GIVEN INSTRUCTION: Go through the records underneath and count the lines that include the string "Ubezpieczonego". Give nothing but the number.

┄┄┄┄┄┄

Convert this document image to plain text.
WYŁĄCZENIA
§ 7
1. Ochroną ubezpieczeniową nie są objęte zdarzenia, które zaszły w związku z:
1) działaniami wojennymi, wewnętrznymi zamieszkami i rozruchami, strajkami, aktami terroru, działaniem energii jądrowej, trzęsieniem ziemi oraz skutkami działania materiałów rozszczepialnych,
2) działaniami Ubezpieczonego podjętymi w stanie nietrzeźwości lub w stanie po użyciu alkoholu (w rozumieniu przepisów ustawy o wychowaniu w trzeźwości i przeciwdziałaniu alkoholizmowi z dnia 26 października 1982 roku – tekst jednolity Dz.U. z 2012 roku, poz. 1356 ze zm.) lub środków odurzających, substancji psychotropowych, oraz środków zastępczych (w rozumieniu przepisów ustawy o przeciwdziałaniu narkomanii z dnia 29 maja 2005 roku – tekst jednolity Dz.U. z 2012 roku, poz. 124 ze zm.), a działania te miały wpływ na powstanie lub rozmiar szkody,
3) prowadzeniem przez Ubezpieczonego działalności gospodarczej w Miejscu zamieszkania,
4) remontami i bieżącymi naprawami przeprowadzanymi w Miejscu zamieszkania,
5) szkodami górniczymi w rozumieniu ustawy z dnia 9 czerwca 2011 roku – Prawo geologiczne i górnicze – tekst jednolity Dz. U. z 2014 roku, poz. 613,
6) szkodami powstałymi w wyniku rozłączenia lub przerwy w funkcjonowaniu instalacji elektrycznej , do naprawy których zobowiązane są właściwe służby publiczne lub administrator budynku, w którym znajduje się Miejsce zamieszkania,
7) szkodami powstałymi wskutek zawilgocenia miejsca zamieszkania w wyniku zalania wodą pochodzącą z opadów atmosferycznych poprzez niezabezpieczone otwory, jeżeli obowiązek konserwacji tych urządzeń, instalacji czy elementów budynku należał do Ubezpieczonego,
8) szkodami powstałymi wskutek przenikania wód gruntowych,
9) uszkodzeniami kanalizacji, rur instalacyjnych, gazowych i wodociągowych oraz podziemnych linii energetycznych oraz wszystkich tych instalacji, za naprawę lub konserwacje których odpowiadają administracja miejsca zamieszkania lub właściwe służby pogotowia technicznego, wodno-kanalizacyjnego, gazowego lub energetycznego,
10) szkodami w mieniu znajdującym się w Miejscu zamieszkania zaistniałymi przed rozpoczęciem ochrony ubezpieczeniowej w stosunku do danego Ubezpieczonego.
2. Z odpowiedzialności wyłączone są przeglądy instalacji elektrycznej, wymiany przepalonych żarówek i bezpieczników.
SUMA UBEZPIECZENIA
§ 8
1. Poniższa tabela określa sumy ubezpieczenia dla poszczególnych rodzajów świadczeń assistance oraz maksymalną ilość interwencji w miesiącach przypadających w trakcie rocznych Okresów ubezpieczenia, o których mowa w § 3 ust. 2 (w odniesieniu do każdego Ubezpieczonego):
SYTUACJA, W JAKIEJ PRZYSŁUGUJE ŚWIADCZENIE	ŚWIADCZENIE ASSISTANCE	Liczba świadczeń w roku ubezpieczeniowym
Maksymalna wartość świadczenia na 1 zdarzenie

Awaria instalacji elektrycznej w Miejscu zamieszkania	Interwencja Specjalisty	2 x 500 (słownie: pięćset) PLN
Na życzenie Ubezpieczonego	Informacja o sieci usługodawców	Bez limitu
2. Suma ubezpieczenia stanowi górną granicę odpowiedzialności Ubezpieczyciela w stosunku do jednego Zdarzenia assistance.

┄┄┄┄┄┄

RESPONSE TO THE TASK: 6